= PASAJE SELECCIONADO =
________________________________________

Washington.- Elon Musk y Sam Altman, líderes de Tesla y OpenAI, coincidieron en un punto poco habitual: respaldar la propuesta de Dario Amodei, director ejecutivo de Anthropic, para moderar el ritmo de avance de la inteligencia artificial. La postura conjunta surge en Washington, en medio de una creciente inquietud por los riesgos de sistemas cada vez más autónomos.
Musk fue directo: “Dario está en lo correcto”. Altman, en tanto, explicó que el tema ha ocupado un lugar central en OpenAI durante las últimas semanas. “Coincido con Dario en que debemos marcar el ritmo en la frontera tecnológica. Este ha sido uno de los principales temas de las conversaciones que hemos mantenido en OpenAI durante las últimas semanas. Comprometerse a contar con evaluadores independientes con un acceso similar al de los empleados es una gran idea, y nosotros haremos lo mismo. Pronto tendremos más información para compartir”.
Amodei expuso su postura en un ensayo donde afirmó: “Debemos ralentizar el ritmo al que mejoramos las capacidades de los modelos de IA. El progreso seguirá pareciendo rápido, y debemos aprovechar sabiamente el tiempo que ganamos”. Su llamado se apoya en dos argumentos principales: la velocidad vertiginosa del desarrollo tecnológico y los peligros que representan los enjambres de agentes.

________________________________________

= DATOS PROPORCIONADOS =

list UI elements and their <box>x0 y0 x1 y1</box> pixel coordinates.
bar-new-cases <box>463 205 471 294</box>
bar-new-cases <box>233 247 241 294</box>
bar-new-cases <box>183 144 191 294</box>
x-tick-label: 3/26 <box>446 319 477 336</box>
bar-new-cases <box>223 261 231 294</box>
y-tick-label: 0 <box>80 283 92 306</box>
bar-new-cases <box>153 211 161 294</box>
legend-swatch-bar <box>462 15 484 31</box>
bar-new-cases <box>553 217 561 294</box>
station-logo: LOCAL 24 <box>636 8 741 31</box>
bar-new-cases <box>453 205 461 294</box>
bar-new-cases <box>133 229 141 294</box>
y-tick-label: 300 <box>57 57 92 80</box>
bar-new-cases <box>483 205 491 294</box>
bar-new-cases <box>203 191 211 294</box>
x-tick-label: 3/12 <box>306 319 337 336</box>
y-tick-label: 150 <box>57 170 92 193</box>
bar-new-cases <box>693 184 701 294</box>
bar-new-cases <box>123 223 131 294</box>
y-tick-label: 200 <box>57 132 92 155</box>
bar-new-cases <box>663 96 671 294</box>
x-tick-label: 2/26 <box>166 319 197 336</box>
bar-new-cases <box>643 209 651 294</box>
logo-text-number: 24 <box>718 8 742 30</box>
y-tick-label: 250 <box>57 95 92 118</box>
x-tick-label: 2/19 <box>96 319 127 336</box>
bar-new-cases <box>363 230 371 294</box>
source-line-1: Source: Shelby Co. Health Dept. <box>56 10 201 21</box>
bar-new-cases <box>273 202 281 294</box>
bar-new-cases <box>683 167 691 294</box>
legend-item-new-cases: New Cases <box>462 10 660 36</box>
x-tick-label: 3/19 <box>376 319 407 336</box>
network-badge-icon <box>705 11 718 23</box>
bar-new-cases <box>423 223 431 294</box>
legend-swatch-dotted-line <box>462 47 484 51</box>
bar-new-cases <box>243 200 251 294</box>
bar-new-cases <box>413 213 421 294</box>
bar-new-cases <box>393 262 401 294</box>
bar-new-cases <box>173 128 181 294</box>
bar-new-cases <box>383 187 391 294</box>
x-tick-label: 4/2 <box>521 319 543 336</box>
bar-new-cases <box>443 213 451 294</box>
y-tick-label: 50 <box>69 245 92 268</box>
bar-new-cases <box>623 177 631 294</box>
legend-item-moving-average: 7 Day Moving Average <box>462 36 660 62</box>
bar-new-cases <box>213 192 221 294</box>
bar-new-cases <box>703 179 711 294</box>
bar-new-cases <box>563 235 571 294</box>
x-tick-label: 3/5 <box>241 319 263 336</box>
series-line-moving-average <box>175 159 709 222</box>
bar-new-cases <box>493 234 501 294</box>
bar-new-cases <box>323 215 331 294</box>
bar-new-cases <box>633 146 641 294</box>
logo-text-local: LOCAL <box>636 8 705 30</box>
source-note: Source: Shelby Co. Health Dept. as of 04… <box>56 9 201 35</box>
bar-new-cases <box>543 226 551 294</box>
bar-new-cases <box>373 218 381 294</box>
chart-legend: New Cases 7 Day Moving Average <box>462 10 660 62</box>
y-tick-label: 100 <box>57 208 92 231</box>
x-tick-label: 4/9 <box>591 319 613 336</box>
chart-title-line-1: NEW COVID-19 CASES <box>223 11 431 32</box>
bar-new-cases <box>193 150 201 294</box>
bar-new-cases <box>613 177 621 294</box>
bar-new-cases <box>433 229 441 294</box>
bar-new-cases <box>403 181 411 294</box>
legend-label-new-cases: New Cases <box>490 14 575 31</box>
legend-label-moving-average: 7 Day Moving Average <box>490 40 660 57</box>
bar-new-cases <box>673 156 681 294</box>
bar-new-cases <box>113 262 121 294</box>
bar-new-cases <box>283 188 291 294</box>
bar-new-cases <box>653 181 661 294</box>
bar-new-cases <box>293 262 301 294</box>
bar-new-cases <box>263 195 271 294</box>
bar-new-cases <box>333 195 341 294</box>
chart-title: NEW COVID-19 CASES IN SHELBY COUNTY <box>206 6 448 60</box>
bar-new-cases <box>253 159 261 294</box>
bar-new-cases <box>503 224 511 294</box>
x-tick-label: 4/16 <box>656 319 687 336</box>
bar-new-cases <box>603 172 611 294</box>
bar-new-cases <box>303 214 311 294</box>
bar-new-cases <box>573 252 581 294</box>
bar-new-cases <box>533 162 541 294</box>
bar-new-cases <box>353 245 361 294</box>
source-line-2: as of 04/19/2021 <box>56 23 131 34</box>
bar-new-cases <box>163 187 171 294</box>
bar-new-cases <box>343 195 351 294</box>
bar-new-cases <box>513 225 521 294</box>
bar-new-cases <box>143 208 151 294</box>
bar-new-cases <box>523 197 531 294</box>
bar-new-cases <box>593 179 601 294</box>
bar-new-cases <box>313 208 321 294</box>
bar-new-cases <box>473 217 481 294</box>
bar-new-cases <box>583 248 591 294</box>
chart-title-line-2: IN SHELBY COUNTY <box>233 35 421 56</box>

________________________________________

= REQUISITOS DEL PROBLEMA =
Transcriba literalmente del pasaje seleccionado el fragmento que se abre con las palabras que contienen «Washington.- Elon Musk» y se cierra con «vez más autónomos.».

= RESPUESTA SOLICITADA =
Washington.- Elon Musk y Sam Altman, líderes de Tesla y OpenAI, coincidieron en un punto poco habitual: respaldar la propuesta de Dario Amodei, director ejecutivo de Anthropic, para moderar el ritmo de avance de la inteligencia artificial. La postura conjunta surge en Washington, en medio de una creciente inquietud por los riesgos de sistemas cada vez más autónomos.